Output all of the records exactly as written.

Dataset entries on figures
'''
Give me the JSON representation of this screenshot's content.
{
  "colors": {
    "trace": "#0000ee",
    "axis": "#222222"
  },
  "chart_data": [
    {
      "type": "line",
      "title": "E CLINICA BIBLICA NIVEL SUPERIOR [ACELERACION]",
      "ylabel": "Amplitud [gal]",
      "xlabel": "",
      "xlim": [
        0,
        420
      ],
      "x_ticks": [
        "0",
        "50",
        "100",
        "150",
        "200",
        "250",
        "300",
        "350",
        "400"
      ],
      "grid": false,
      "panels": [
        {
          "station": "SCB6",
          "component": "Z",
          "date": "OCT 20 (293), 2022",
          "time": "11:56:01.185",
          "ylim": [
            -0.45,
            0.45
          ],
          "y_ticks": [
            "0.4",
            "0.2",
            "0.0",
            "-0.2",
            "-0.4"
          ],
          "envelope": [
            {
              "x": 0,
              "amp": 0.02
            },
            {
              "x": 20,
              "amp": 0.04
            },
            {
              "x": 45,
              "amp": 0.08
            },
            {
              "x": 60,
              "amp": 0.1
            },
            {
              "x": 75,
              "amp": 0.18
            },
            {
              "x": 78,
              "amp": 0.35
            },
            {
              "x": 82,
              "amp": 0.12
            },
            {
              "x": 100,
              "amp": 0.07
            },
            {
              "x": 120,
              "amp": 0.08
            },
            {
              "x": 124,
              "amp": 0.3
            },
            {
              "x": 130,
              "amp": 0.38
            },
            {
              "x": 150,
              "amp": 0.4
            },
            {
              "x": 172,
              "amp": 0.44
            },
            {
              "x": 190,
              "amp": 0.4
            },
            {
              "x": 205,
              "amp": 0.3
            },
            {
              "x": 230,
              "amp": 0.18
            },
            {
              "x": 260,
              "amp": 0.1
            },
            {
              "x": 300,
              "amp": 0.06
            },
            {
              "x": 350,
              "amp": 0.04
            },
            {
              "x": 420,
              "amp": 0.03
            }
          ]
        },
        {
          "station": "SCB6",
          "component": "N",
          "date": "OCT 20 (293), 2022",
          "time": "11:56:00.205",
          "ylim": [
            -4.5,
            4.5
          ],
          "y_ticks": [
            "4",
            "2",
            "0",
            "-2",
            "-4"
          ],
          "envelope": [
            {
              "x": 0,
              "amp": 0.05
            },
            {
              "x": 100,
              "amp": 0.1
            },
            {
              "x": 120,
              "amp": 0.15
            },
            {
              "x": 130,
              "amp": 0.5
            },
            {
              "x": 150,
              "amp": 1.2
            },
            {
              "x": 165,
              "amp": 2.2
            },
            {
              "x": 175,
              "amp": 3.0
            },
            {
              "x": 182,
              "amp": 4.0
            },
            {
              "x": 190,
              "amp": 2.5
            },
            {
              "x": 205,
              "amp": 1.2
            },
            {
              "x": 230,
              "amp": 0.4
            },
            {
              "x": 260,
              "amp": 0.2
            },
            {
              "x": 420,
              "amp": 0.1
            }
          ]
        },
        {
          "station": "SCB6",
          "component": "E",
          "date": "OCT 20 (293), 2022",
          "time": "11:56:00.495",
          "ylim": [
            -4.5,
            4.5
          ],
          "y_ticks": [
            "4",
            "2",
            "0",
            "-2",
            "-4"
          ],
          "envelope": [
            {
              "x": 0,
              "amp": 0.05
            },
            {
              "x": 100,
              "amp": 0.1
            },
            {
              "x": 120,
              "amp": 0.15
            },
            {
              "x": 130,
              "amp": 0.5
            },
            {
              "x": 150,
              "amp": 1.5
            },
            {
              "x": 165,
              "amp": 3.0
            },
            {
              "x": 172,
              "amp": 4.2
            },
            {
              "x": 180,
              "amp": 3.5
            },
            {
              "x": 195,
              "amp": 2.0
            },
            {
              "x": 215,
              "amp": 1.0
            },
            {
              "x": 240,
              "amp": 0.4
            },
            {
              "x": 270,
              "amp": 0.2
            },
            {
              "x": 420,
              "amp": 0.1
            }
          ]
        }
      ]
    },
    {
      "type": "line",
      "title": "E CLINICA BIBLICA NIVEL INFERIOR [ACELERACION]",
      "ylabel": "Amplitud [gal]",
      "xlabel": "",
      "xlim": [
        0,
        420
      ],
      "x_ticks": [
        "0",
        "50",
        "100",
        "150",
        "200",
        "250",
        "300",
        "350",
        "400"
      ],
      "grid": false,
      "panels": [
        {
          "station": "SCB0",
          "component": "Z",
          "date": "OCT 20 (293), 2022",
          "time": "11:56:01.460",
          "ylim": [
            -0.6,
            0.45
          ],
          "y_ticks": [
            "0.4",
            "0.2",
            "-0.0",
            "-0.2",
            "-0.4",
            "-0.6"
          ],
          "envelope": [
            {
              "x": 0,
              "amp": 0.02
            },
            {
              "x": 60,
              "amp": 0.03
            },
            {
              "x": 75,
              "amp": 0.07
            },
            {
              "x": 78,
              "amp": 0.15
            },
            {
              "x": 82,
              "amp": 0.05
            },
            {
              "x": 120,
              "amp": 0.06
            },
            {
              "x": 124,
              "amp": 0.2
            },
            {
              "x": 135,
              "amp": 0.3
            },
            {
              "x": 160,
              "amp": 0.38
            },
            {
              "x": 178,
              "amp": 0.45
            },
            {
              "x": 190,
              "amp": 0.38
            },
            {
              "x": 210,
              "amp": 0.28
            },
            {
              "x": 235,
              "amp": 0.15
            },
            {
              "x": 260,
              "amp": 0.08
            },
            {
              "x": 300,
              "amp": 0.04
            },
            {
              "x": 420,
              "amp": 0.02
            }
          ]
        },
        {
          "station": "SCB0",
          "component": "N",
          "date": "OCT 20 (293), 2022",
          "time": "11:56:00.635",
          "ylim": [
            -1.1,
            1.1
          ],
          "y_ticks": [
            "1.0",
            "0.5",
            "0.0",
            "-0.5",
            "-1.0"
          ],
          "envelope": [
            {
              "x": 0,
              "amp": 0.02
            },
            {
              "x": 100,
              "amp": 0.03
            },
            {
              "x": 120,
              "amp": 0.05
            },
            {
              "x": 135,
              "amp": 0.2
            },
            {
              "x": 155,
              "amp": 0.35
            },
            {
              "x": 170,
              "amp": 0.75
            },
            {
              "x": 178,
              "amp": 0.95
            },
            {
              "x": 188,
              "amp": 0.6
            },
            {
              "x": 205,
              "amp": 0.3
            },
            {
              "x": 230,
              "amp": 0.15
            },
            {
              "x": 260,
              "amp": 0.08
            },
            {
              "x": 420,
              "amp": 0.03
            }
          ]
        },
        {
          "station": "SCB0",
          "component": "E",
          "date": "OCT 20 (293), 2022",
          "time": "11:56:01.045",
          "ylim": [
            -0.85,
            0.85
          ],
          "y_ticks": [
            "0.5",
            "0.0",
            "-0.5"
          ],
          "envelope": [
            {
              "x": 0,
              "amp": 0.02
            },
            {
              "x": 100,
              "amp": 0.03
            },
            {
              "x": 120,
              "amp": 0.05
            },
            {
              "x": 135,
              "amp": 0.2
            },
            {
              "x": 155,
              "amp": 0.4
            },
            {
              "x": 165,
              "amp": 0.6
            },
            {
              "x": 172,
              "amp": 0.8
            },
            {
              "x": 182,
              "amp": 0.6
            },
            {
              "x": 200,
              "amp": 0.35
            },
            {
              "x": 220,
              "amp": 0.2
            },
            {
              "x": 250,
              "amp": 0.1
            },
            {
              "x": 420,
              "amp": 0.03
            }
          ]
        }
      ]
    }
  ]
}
'''
RESULT BELOW
Give me the JSON representation of this screenshot's content.
{
  "colors": {
    "trace": "#0000ee",
    "axis": "#222222"
  },
  "chart_data": [
    {
      "type": "line",
      "title": "E CLINICA BIBLICA NIVEL SUPERIOR [ACELERACION]",
      "ylabel": "Amplitud [gal]",
      "xlabel": "",
      "xlim": [
        0,
        420
      ],
      "x_ticks": [
        "0",
        "50",
        "100",
        "150",
        "200",
        "250",
        "300",
        "350",
        "400"
      ],
      "grid": false,
      "panels": [
        {
          "station": "SCB6",
          "component": "Z",
          "date": "OCT 20 (293), 2022",
          "time": "11:56:01.185",
          "ylim": [
            -0.45,
            0.45
          ],
          "y_ticks": [
            "0.4",
            "0.2",
            "0.0",
            "-0.2",
            "-0.4"
          ],
          "envelope": [
            {
              "x": 0,
              "amp": 0.02
            },
            {
              "x": 20,
              "amp": 0.04
            },
            {
              "x": 45,
              "amp": 0.08
            },
            {
              "x": 60,
              "amp": 0.1
            },
            {
              "x": 75,
              "amp": 0.18
            },
            {
              "x": 78,
              "amp": 0.35
            },
            {
              "x": 82,
              "amp": 0.12
            },
            {
              "x": 100,
              "amp": 0.07
            },
            {
              "x": 120,
              "amp": 0.08
            },
            {
              "x": 124,
              "amp": 0.3
            },
            {
              "x": 130,
              "amp": 0.38
            },
            {
              "x": 150,
              "amp": 0.4
            },
            {
              "x": 172,
              "amp": 0.44
            },
            {
              "x": 190,
              "amp": 0.4
            },
            {
              "x": 205,
              "amp": 0.3
            },
            {
              "x": 230,
              "amp": 0.18
            },
            {
              "x": 260,
              "amp": 0.1
            },
            {
              "x": 300,
              "amp": 0.06
            },
            {
              "x": 350,
              "amp": 0.04
            },
            {
              "x": 420,
              "amp": 0.03
            }
          ]
        },
        {
          "station": "SCB6",
          "component": "N",
          "date": "OCT 20 (293), 2022",
          "time": "11:56:00.205",
          "ylim": [
            -4.5,
            4.5
          ],
          "y_ticks": [
            "4",
            "2",
            "0",
            "-2",
            "-4"
          ],
          "envelope": [
            {
              "x": 0,
              "amp": 0.05
            },
            {
              "x": 100,
              "amp": 0.1
            },
            {
              "x": 120,
              "amp": 0.15
            },
            {
              "x": 130,
              "amp": 0.5
            },
            {
              "x": 150,
              "amp": 1.2
            },
            {
              "x": 165,
              "amp": 2.2
            },
            {
              "x": 175,
              "amp": 3.0
            },
            {
              "x": 182,
              "amp": 4.0
            },
            {
              "x": 190,
              "amp": 2.5
            },
            {
              "x": 205,
              "amp": 1.2
            },
            {
              "x": 230,
              "amp": 0.4
            },
            {
              "x": 260,
              "amp": 0.2
            },
            {
              "x": 420,
              "amp": 0.1
            }
          ]
        },
        {
          "station": "SCB6",
          "component": "E",
          "date": "OCT 20 (293), 2022",
          "time": "11:56:00.495",
          "ylim": [
            -4.5,
            4.5
          ],
          "y_ticks": [
            "4",
            "2",
            "0",
            "-2",
            "-4"
          ],
          "envelope": [
            {
              "x": 0,
              "amp": 0.05
            },
            {
              "x": 100,
              "amp": 0.1
            },
            {
              "x": 120,
              "amp": 0.15
            },
            {
              "x": 130,
              "amp": 0.5
            },
            {
              "x": 150,
              "amp": 1.5
            },
            {
              "x": 165,
              "amp": 3.0
            },
            {
              "x": 172,
              "amp": 4.2
            },
            {
              "x": 180,
              "amp": 3.5
            },
            {
              "x": 195,
              "amp": 2.0
            },
            {
              "x": 215,
              "amp": 1.0
            },
            {
              "x": 240,
              "amp": 0.4
            },
            {
              "x": 270,
              "amp": 0.2
            },
            {
              "x": 420,
              "amp": 0.1
            }
          ]
        }
      ]
    },
    {
      "type": "line",
      "title": "E CLINICA BIBLICA NIVEL INFERIOR [ACELERACION]",
      "ylabel": "Amplitud [gal]",
      "xlabel": "",
      "xlim": [
        0,
        420
      ],
      "x_ticks": [
        "0",
        "50",
        "100",
        "150",
        "200",
        "250",
        "300",
        "350",
        "400"
      ],
      "grid": false,
      "panels": [
        {
          "station": "SCB0",
          "component": "Z",
          "date": "OCT 20 (293), 2022",
          "time": "11:56:01.460",
          "ylim": [
            -0.6,
            0.45
          ],
          "y_ticks": [
            "0.4",
            "0.2",
            "-0.0",
            "-0.2",
            "-0.4",
            "-0.6"
          ],
          "envelope": [
            {
              "x": 0,
              "amp": 0.02
            },
            {
              "x": 60,
              "amp": 0.03
            },
            {
              "x": 75,
              "amp": 0.07
            },
            {
              "x": 78,
              "amp": 0.15
            },
            {
              "x": 82,
              "amp": 0.05
            },
            {
              "x": 120,
              "amp": 0.06
            },
            {
              "x": 124,
              "amp": 0.2
            },
            {
              "x": 135,
              "amp": 0.3
            },
            {
              "x": 160,
              "amp": 0.38
            },
            {
              "x": 178,
              "amp": 0.45
            },
            {
              "x": 190,
              "amp": 0.38
            },
            {
              "x": 210,
              "amp": 0.28
            },
            {
              "x": 235,
              "amp": 0.15
            },
            {
              "x": 260,
              "amp": 0.08
            },
            {
              "x": 300,
              "amp": 0.04
            },
            {
              "x": 420,
              "amp": 0.02
            }
          ]
        },
        {
          "station": "SCB0",
          "component": "N",
          "date": "OCT 20 (293), 2022",
          "time": "11:56:00.635",
          "ylim": [
            -1.1,
            1.1
          ],
          "y_ticks": [
            "1.0",
            "0.5",
            "0.0",
            "-0.5",
            "-1.0"
          ],
          "envelope": [
            {
              "x": 0,
              "amp": 0.02
            },
            {
              "x": 100,
              "amp": 0.03
            },
            {
              "x": 120,
              "amp": 0.05
            },
            {
              "x": 135,
              "amp": 0.2
            },
            {
              "x": 155,
              "amp": 0.35
            },
            {
              "x": 170,
              "amp": 0.75
            },
            {
              "x": 178,
              "amp": 0.95
            },
            {
              "x": 188,
              "amp": 0.6
            },
            {
              "x": 205,
              "amp": 0.3
            },
            {
              "x": 230,
              "amp": 0.15
            },
            {
              "x": 260,
              "amp": 0.08
            },
            {
              "x": 420,
              "amp": 0.03
            }
          ]
        },
        {
          "station": "SCB0",
          "component": "E",
          "date": "OCT 20 (293), 2022",
          "time": "11:56:01.045",
          "ylim": [
            -0.85,
            0.85
          ],
          "y_ticks": [
            "0.5",
            "0.0",
            "-0.5"
          ],
          "envelope": [
            {
              "x": 0,
              "amp": 0.02
            },
            {
              "x": 100,
              "amp": 0.03
            },
            {
              "x": 120,
              "amp": 0.05
            },
            {
              "x": 135,
              "amp": 0.2
            },
            {
              "x": 155,
              "amp": 0.4
            },
            {
              "x": 165,
              "amp": 0.6
            },
            {
              "x": 172,
              "amp": 0.8
            },
            {
              "x": 182,
              "amp": 0.6
            },
            {
              "x": 200,
              "amp": 0.35
            },
            {
              "x": 220,
              "amp": 0.2
            },
            {
              "x": 250,
              "amp": 0.1
            },
            {
              "x": 420,
              "amp": 0.03
            }
          ]
        }
      ]
    }
  ]
}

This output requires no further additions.